#### [Given request]
Find the lines that hold the word "Pabna" and return them.
### Records to use
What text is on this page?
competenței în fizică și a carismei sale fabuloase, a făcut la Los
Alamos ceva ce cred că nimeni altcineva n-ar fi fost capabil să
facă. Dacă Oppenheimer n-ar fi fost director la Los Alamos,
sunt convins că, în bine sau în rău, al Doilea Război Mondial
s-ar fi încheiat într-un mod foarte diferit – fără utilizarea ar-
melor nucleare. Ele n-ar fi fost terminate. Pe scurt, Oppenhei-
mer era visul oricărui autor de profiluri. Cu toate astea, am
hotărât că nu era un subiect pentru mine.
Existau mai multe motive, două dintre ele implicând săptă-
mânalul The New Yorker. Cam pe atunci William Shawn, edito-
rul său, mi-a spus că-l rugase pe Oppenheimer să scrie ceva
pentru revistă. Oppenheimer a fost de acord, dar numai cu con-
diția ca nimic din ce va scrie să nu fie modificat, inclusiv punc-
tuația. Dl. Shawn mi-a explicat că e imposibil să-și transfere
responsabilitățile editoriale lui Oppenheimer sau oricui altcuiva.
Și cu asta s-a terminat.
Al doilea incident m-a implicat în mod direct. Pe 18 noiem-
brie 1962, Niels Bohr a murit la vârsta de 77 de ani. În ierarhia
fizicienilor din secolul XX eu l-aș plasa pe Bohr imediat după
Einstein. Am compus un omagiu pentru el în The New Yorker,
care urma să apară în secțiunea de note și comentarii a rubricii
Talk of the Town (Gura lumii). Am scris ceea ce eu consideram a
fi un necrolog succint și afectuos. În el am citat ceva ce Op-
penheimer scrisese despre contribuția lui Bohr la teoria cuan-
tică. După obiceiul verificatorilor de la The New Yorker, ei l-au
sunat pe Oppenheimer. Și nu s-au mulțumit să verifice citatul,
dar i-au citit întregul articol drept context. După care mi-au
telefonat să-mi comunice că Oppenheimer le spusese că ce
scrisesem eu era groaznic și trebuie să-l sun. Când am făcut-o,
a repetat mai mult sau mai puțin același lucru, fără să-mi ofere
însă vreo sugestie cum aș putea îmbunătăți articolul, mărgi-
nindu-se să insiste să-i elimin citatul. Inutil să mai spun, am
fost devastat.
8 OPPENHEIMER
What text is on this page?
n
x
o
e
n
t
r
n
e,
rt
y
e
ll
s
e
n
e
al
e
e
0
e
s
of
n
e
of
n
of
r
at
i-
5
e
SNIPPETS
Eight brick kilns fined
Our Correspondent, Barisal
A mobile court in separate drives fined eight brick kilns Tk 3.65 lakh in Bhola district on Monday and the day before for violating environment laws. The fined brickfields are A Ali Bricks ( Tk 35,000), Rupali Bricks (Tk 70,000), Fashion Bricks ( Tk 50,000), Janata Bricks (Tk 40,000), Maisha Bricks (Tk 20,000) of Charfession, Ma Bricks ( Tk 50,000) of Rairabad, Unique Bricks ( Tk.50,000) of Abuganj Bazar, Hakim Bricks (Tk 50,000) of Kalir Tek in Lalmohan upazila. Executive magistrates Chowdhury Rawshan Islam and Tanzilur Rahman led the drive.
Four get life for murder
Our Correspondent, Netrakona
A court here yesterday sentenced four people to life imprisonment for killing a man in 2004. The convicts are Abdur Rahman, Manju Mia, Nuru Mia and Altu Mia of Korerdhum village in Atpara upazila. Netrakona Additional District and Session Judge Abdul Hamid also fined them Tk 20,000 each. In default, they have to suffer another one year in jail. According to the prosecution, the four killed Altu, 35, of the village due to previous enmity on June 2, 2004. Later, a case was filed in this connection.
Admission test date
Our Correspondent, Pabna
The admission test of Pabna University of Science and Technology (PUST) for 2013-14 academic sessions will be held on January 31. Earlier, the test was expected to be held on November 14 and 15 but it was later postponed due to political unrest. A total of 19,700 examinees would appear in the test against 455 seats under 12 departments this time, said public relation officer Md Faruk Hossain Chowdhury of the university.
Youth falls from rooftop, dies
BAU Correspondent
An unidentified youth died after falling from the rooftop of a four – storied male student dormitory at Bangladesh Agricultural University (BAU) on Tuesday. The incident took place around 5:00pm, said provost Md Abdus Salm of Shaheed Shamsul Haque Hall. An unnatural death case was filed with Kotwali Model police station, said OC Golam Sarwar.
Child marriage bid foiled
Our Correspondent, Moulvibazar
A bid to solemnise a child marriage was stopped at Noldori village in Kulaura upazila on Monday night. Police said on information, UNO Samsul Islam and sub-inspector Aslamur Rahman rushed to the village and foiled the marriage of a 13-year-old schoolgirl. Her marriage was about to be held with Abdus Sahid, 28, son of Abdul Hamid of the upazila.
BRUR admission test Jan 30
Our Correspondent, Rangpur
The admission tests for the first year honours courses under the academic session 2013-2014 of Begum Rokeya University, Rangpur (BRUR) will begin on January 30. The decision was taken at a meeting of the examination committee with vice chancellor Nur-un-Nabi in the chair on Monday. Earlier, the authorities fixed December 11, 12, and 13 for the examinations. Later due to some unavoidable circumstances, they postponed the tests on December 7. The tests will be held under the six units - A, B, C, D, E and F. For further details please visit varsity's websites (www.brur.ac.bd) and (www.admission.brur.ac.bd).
######
#### [Expected answer]
Our Correspondent, Pabna
The admission test of Pabna University of Science and Technology (PUST) for 2013-14 academic sessions will be held on January 31. Earlier, the test was expected to be held on November 14 and 15 but it was later postponed due to political unrest. A total of 19,700 examinees would appear in the test against 455 seats under 12 departments this time, said public relation officer Md Faruk Hossain Chowdhury of the university.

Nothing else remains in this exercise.